- [WHAT THE TASK ASKS]
Your task is to copy each line that has the word "marker".

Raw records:
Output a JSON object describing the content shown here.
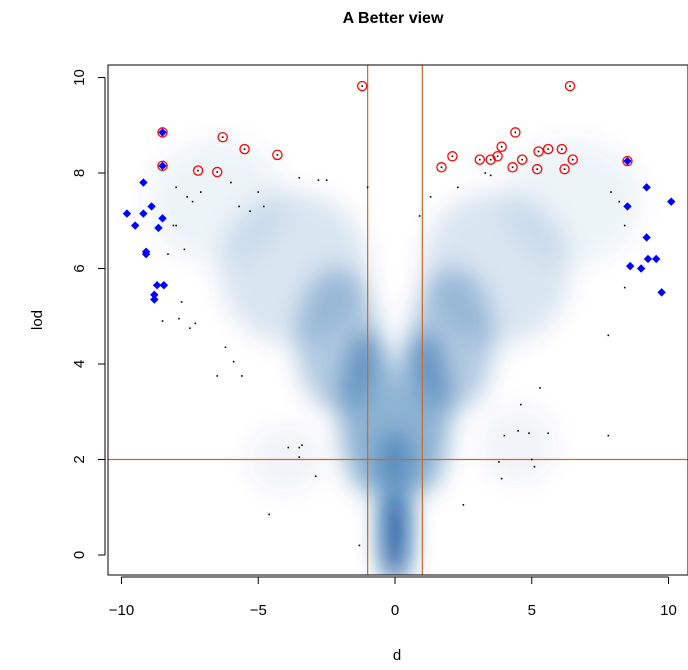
{
  "chart_data": {
    "type": "scatter",
    "title": "A Better view",
    "xlabel": "d",
    "ylabel": "lod",
    "xlim": [
      -10.3,
      10.3
    ],
    "ylim": [
      -0.35,
      10.2
    ],
    "x_ticks": [
      -10,
      -5,
      0,
      5,
      10
    ],
    "y_ticks": [
      0,
      2,
      4,
      6,
      8,
      10
    ],
    "x_tick_labels": [
      "−10",
      "−5",
      "0",
      "5",
      "10"
    ],
    "y_tick_labels": [
      "0",
      "2",
      "4",
      "6",
      "8",
      "10"
    ],
    "grid": false,
    "legend": "none",
    "rendering": "smoothScatter density",
    "density_color": "#08519c",
    "threshold_color": "#d2691e",
    "highlight_color": "#ff0000",
    "extreme_color": "#0000ff",
    "vertical_lines": [
      -1,
      1
    ],
    "horizontal_lines": [
      2
    ],
    "series": [
      {
        "marker": "red-open-circle",
        "points": [
          [
            -8.5,
            8.85
          ],
          [
            -8.5,
            8.15
          ],
          [
            -7.2,
            8.05
          ],
          [
            -6.5,
            8.02
          ],
          [
            -6.3,
            8.75
          ],
          [
            -5.5,
            8.5
          ],
          [
            -4.3,
            8.38
          ],
          [
            -1.2,
            9.82
          ],
          [
            1.7,
            8.12
          ],
          [
            2.1,
            8.35
          ],
          [
            3.1,
            8.28
          ],
          [
            3.5,
            8.28
          ],
          [
            3.75,
            8.35
          ],
          [
            3.9,
            8.55
          ],
          [
            4.3,
            8.12
          ],
          [
            4.4,
            8.85
          ],
          [
            4.65,
            8.28
          ],
          [
            5.2,
            8.08
          ],
          [
            5.25,
            8.45
          ],
          [
            5.6,
            8.5
          ],
          [
            6.1,
            8.5
          ],
          [
            6.2,
            8.08
          ],
          [
            6.4,
            9.82
          ],
          [
            6.5,
            8.28
          ],
          [
            8.5,
            8.25
          ]
        ]
      },
      {
        "marker": "blue-diamond",
        "points": [
          [
            -9.8,
            7.15
          ],
          [
            -9.5,
            6.9
          ],
          [
            -9.2,
            7.8
          ],
          [
            -9.2,
            7.15
          ],
          [
            -9.1,
            6.35
          ],
          [
            -9.1,
            6.3
          ],
          [
            -8.9,
            7.3
          ],
          [
            -8.8,
            5.45
          ],
          [
            -8.8,
            5.35
          ],
          [
            -8.7,
            5.65
          ],
          [
            -8.65,
            6.85
          ],
          [
            -8.5,
            7.05
          ],
          [
            -8.45,
            5.65
          ],
          [
            -8.5,
            8.85
          ],
          [
            -8.5,
            8.15
          ],
          [
            8.5,
            7.3
          ],
          [
            8.6,
            6.05
          ],
          [
            8.5,
            8.25
          ],
          [
            9.0,
            6.0
          ],
          [
            9.2,
            7.7
          ],
          [
            9.2,
            6.65
          ],
          [
            9.25,
            6.2
          ],
          [
            9.55,
            6.2
          ],
          [
            9.75,
            5.5
          ],
          [
            10.1,
            7.4
          ]
        ]
      },
      {
        "marker": "black-dot",
        "points": [
          [
            -8.0,
            7.7
          ],
          [
            -7.6,
            7.5
          ],
          [
            -7.4,
            7.4
          ],
          [
            -7.1,
            7.6
          ],
          [
            -5.0,
            7.6
          ],
          [
            -4.8,
            7.3
          ],
          [
            -6.0,
            7.8
          ],
          [
            -3.5,
            7.9
          ],
          [
            -2.8,
            7.85
          ],
          [
            -2.5,
            7.85
          ],
          [
            -1.0,
            7.7
          ],
          [
            -8.0,
            6.9
          ],
          [
            -7.7,
            6.4
          ],
          [
            -5.7,
            7.3
          ],
          [
            -5.3,
            7.2
          ],
          [
            -7.8,
            5.3
          ],
          [
            -7.5,
            4.75
          ],
          [
            -7.3,
            4.85
          ],
          [
            -8.1,
            6.9
          ],
          [
            -8.3,
            6.3
          ],
          [
            -8.5,
            4.9
          ],
          [
            -7.9,
            4.95
          ],
          [
            -6.2,
            4.35
          ],
          [
            -5.9,
            4.05
          ],
          [
            -6.5,
            3.75
          ],
          [
            -5.6,
            3.75
          ],
          [
            -3.9,
            2.25
          ],
          [
            -3.5,
            2.25
          ],
          [
            -3.4,
            2.3
          ],
          [
            -3.5,
            2.05
          ],
          [
            -2.9,
            1.65
          ],
          [
            -4.6,
            0.85
          ],
          [
            -1.3,
            0.2
          ],
          [
            0.9,
            7.1
          ],
          [
            1.3,
            7.5
          ],
          [
            2.3,
            7.7
          ],
          [
            3.5,
            7.95
          ],
          [
            3.3,
            8.0
          ],
          [
            2.5,
            1.05
          ],
          [
            4.6,
            3.15
          ],
          [
            4.5,
            2.6
          ],
          [
            4.9,
            2.55
          ],
          [
            5.3,
            3.5
          ],
          [
            5.6,
            2.55
          ],
          [
            4.0,
            2.5
          ],
          [
            3.8,
            1.95
          ],
          [
            3.9,
            1.6
          ],
          [
            5.0,
            2.0
          ],
          [
            5.1,
            1.85
          ],
          [
            7.9,
            7.6
          ],
          [
            7.8,
            4.6
          ],
          [
            8.4,
            5.6
          ],
          [
            8.2,
            7.4
          ],
          [
            8.4,
            6.9
          ],
          [
            7.8,
            2.5
          ]
        ]
      }
    ]
  }
}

- [EXERCISE OUTPUT]
        "marker": "red-open-circle",
        "marker": "blue-diamond",
        "marker": "black-dot",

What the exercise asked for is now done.